◆ MATERIAL PROVIDED:
####################

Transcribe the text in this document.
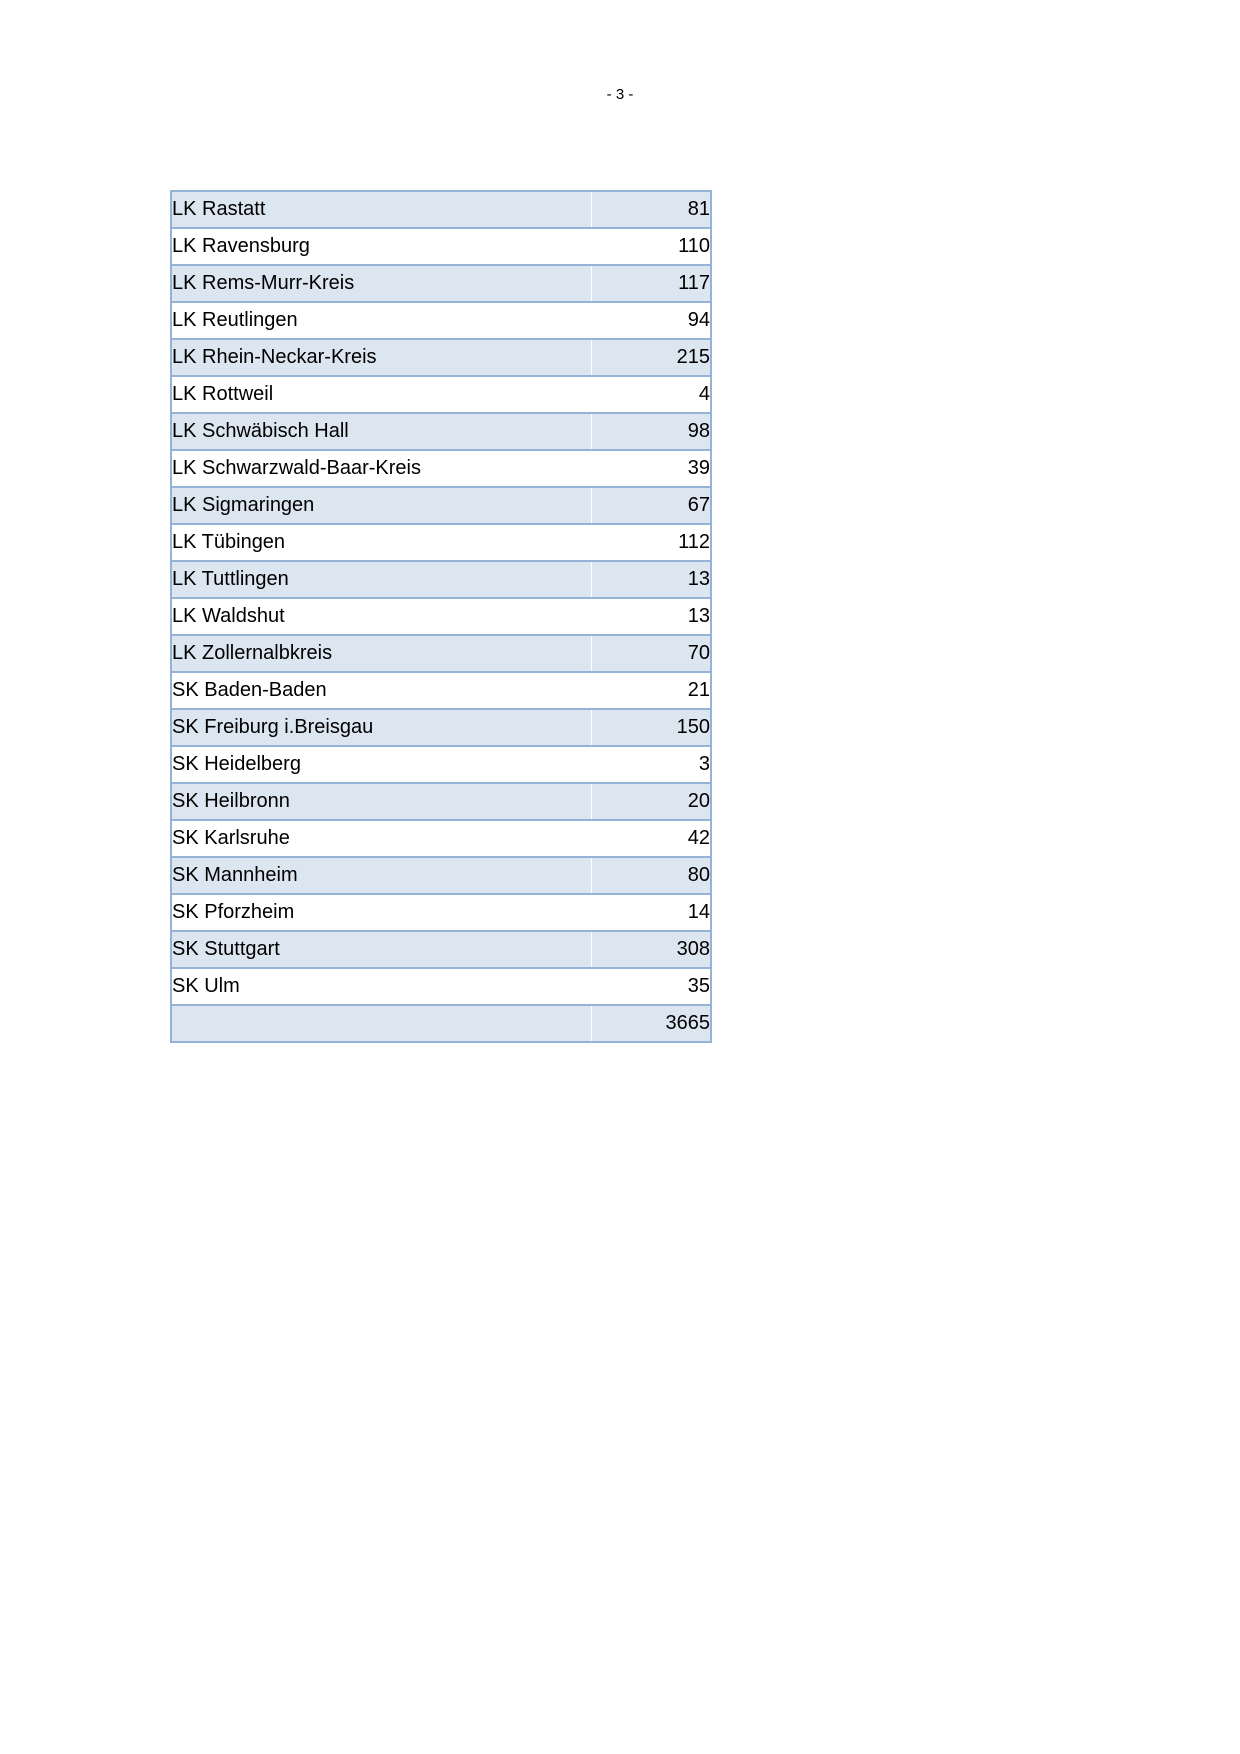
- 3 -
LK Rastatt	81
LK Ravensburg	110
LK Rems-Murr-Kreis	117
LK Reutlingen	94
LK Rhein-Neckar-Kreis	215
LK Rottweil	4
LK Schwäbisch Hall	98
LK Schwarzwald-Baar-Kreis	39
LK Sigmaringen	67
LK Tübingen	112
LK Tuttlingen	13
LK Waldshut	13
LK Zollernalbkreis	70
SK Baden-Baden	21
SK Freiburg i.Breisgau	150
SK Heidelberg	3
SK Heilbronn	20
SK Karlsruhe	42
SK Mannheim	80
SK Pforzheim	14
SK Stuttgart	308
SK Ulm	35
	3665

####################

◆ WORK TO BE COMPLETED: Go through the listing above and write it out again exactly, dropping the pictures.

◆ COMPLETE RESPONSE:
Transcribe the text in this document.
- 3 -
LK Rastatt	81
LK Ravensburg	110
LK Rems-Murr-Kreis	117
LK Reutlingen	94
LK Rhein-Neckar-Kreis	215
LK Rottweil	4
LK Schwäbisch Hall	98
LK Schwarzwald-Baar-Kreis	39
LK Sigmaringen	67
LK Tübingen	112
LK Tuttlingen	13
LK Waldshut	13
LK Zollernalbkreis	70
SK Baden-Baden	21
SK Freiburg i.Breisgau	150
SK Heidelberg	3
SK Heilbronn	20
SK Karlsruhe	42
SK Mannheim	80
SK Pforzheim	14
SK Stuttgart	308
SK Ulm	35
	3665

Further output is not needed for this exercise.